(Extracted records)
— begin —
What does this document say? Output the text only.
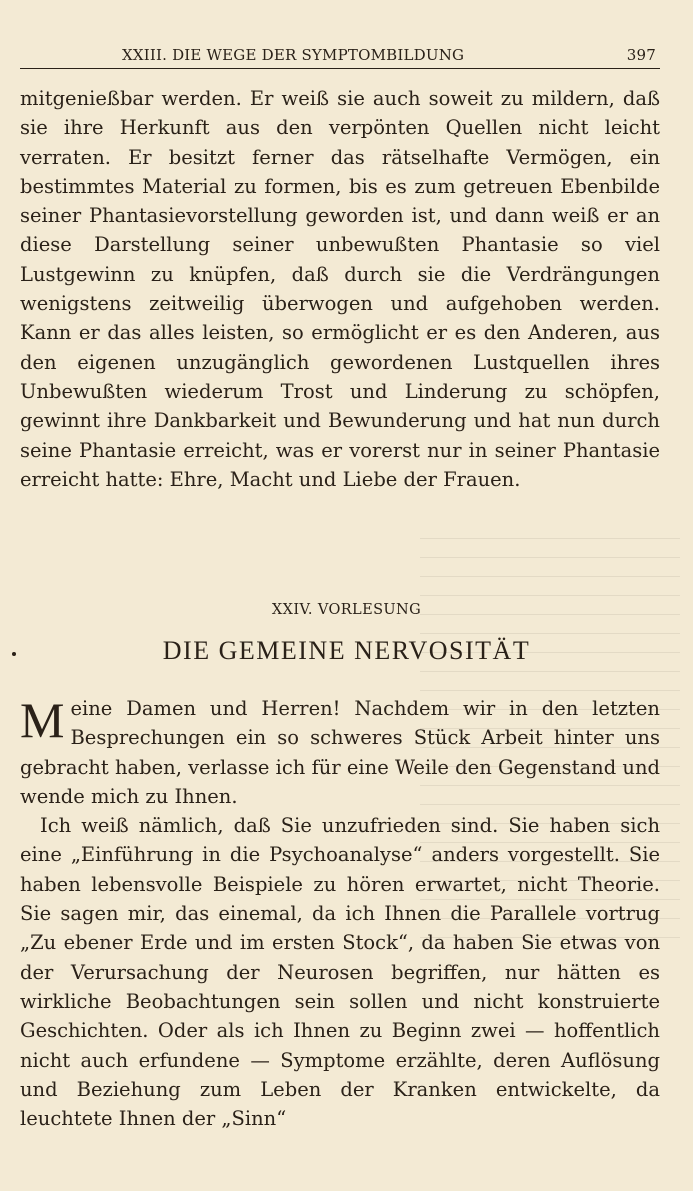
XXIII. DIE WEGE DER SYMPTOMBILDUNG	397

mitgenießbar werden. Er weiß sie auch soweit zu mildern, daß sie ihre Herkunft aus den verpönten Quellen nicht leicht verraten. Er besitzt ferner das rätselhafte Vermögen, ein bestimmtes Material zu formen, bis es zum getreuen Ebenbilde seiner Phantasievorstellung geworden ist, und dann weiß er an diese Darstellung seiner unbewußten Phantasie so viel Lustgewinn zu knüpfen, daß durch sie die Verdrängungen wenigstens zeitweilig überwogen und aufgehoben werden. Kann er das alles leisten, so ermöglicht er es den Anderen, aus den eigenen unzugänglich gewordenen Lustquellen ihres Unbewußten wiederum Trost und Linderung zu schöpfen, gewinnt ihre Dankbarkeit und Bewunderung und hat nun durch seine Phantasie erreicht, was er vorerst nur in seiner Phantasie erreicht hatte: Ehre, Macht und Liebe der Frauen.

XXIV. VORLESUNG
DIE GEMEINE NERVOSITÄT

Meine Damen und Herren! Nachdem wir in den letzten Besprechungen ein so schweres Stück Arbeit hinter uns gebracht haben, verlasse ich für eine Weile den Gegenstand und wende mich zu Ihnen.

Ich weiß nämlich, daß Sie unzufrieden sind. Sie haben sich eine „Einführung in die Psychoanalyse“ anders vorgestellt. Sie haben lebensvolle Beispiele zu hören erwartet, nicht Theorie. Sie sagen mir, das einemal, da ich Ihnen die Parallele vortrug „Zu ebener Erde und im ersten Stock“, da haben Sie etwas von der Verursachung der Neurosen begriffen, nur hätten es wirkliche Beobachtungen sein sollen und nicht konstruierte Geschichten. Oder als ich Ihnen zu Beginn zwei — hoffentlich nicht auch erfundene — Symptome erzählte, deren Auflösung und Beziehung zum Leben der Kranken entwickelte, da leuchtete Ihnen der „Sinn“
— end —
— begin —
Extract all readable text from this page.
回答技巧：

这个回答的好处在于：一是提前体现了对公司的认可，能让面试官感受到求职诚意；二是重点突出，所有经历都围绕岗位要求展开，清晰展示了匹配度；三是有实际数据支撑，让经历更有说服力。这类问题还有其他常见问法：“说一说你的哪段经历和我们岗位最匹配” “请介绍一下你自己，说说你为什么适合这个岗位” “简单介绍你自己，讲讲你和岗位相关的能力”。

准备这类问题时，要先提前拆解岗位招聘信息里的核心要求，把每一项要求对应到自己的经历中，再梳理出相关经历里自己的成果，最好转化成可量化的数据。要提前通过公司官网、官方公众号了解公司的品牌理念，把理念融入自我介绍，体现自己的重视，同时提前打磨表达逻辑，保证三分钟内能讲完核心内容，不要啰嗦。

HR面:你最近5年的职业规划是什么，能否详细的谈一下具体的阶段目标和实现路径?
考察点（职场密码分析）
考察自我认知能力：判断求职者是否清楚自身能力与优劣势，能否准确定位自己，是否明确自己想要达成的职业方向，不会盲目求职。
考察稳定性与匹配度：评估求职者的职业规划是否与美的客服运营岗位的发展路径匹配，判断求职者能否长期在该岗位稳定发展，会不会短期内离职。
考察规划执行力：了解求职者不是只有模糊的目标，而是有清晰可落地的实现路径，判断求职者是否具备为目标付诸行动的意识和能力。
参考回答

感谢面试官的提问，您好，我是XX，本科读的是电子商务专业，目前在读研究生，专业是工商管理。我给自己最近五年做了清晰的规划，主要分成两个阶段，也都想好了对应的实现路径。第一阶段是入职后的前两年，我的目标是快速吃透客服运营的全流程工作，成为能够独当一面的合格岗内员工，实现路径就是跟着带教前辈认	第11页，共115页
— end —
Problem details — Show every line that contains the word "haben".

Solution to the exercise —
Meine Damen und Herren! Nachdem wir in den letzten Besprechungen ein so schweres Stück Arbeit hinter uns gebracht haben, verlasse ich für eine Weile den Gegenstand und wende mich zu Ihnen.
Ich weiß nämlich, daß Sie unzufrieden sind. Sie haben sich eine „Einführung in die Psychoanalyse“ anders vorgestellt. Sie haben lebensvolle Beispiele zu hören erwartet, nicht Theorie. Sie sagen mir, das einemal, da ich Ihnen die Parallele vortrug „Zu ebener Erde und im ersten Stock“, da haben Sie etwas von der Verursachung der Neurosen begriffen, nur hätten es wirkliche Beobachtungen sein sollen und nicht konstruierte Geschichten. Oder als ich Ihnen zu Beginn zwei — hoffentlich nicht auch erfundene — Symptome erzählte, deren Auflösung und Beziehung zum Leben der Kranken entwickelte, da leuchtete Ihnen der „Sinn“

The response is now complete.